→ **Brief**
Give an exact copy of every line, leaving images out.

→ **Data to process**

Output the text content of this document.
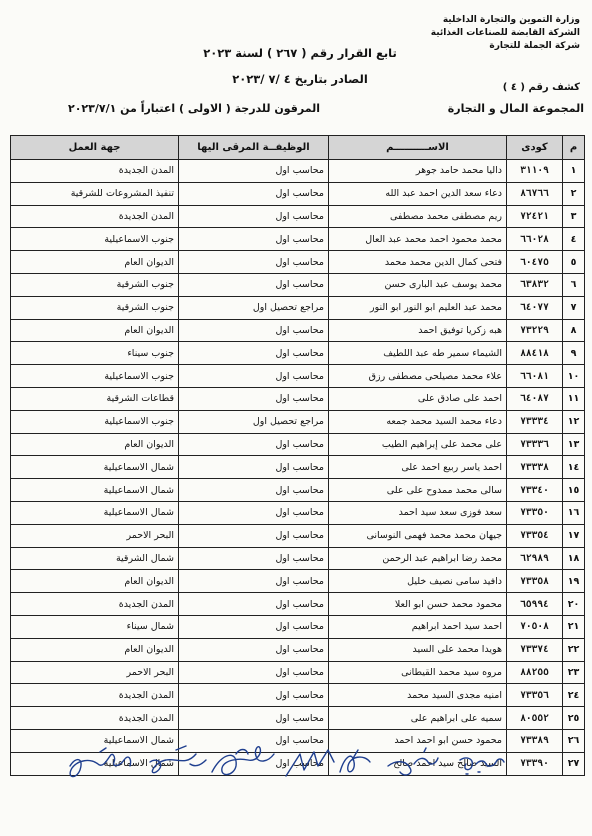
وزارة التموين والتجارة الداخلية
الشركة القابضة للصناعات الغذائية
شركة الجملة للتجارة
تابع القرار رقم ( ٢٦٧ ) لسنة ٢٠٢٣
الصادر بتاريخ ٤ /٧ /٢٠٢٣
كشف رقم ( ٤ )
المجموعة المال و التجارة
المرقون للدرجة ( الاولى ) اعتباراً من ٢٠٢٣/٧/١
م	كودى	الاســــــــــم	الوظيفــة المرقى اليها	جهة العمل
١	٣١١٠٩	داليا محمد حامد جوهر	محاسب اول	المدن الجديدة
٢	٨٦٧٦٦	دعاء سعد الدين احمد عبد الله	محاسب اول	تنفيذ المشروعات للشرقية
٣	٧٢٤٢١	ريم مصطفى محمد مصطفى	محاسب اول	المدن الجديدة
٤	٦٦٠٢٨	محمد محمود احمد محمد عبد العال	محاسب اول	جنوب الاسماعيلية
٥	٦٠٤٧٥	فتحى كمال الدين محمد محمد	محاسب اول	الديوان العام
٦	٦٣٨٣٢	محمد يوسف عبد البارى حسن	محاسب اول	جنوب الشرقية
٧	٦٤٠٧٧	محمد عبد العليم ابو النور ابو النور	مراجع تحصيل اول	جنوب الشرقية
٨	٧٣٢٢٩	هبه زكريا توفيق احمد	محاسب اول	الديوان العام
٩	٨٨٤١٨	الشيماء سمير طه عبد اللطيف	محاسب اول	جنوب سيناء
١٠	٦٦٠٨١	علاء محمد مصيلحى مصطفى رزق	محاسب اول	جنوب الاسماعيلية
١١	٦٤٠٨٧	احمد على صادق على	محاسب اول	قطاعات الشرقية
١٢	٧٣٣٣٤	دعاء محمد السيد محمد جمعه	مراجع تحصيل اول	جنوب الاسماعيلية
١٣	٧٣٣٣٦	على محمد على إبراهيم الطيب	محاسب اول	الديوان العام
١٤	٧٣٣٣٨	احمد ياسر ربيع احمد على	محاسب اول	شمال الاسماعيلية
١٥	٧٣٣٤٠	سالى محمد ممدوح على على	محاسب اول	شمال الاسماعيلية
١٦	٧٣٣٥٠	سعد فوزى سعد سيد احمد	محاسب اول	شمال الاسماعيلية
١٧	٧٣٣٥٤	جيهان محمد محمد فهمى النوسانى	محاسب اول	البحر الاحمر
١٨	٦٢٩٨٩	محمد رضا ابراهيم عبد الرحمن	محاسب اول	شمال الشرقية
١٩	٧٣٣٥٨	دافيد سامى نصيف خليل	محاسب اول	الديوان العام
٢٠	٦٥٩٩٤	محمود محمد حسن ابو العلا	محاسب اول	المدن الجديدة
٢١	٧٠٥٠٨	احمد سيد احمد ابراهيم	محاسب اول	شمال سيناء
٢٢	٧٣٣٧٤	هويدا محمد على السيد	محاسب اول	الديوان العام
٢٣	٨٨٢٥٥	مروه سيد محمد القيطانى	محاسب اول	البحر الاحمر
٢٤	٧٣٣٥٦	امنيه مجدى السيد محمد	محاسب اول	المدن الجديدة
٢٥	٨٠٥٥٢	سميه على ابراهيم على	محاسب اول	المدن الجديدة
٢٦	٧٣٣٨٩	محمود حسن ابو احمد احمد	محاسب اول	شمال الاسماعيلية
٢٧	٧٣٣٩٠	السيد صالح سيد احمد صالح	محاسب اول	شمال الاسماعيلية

→ **Answer to the problem**
Output the text content of this document.
وزارة التموين والتجارة الداخلية
الشركة القابضة للصناعات الغذائية
شركة الجملة للتجارة
تابع القرار رقم ( ٢٦٧ ) لسنة ٢٠٢٣
الصادر بتاريخ ٤ /٧ /٢٠٢٣
كشف رقم ( ٤ )
المجموعة المال و التجارة
المرقون للدرجة ( الاولى ) اعتباراً من ٢٠٢٣/٧/١
م	كودى	الاســــــــــم	الوظيفــة المرقى اليها	جهة العمل
١	٣١١٠٩	داليا محمد حامد جوهر	محاسب اول	المدن الجديدة
٢	٨٦٧٦٦	دعاء سعد الدين احمد عبد الله	محاسب اول	تنفيذ المشروعات للشرقية
٣	٧٢٤٢١	ريم مصطفى محمد مصطفى	محاسب اول	المدن الجديدة
٤	٦٦٠٢٨	محمد محمود احمد محمد عبد العال	محاسب اول	جنوب الاسماعيلية
٥	٦٠٤٧٥	فتحى كمال الدين محمد محمد	محاسب اول	الديوان العام
٦	٦٣٨٣٢	محمد يوسف عبد البارى حسن	محاسب اول	جنوب الشرقية
٧	٦٤٠٧٧	محمد عبد العليم ابو النور ابو النور	مراجع تحصيل اول	جنوب الشرقية
٨	٧٣٢٢٩	هبه زكريا توفيق احمد	محاسب اول	الديوان العام
٩	٨٨٤١٨	الشيماء سمير طه عبد اللطيف	محاسب اول	جنوب سيناء
١٠	٦٦٠٨١	علاء محمد مصيلحى مصطفى رزق	محاسب اول	جنوب الاسماعيلية
١١	٦٤٠٨٧	احمد على صادق على	محاسب اول	قطاعات الشرقية
١٢	٧٣٣٣٤	دعاء محمد السيد محمد جمعه	مراجع تحصيل اول	جنوب الاسماعيلية
١٣	٧٣٣٣٦	على محمد على إبراهيم الطيب	محاسب اول	الديوان العام
١٤	٧٣٣٣٨	احمد ياسر ربيع احمد على	محاسب اول	شمال الاسماعيلية
١٥	٧٣٣٤٠	سالى محمد ممدوح على على	محاسب اول	شمال الاسماعيلية
١٦	٧٣٣٥٠	سعد فوزى سعد سيد احمد	محاسب اول	شمال الاسماعيلية
١٧	٧٣٣٥٤	جيهان محمد محمد فهمى النوسانى	محاسب اول	البحر الاحمر
١٨	٦٢٩٨٩	محمد رضا ابراهيم عبد الرحمن	محاسب اول	شمال الشرقية
١٩	٧٣٣٥٨	دافيد سامى نصيف خليل	محاسب اول	الديوان العام
٢٠	٦٥٩٩٤	محمود محمد حسن ابو العلا	محاسب اول	المدن الجديدة
٢١	٧٠٥٠٨	احمد سيد احمد ابراهيم	محاسب اول	شمال سيناء
٢٢	٧٣٣٧٤	هويدا محمد على السيد	محاسب اول	الديوان العام
٢٣	٨٨٢٥٥	مروه سيد محمد القيطانى	محاسب اول	البحر الاحمر
٢٤	٧٣٣٥٦	امنيه مجدى السيد محمد	محاسب اول	المدن الجديدة
٢٥	٨٠٥٥٢	سميه على ابراهيم على	محاسب اول	المدن الجديدة
٢٦	٧٣٣٨٩	محمود حسن ابو احمد احمد	محاسب اول	شمال الاسماعيلية
٢٧	٧٣٣٩٠	السيد صالح سيد احمد صالح	محاسب اول	شمال الاسماعيلية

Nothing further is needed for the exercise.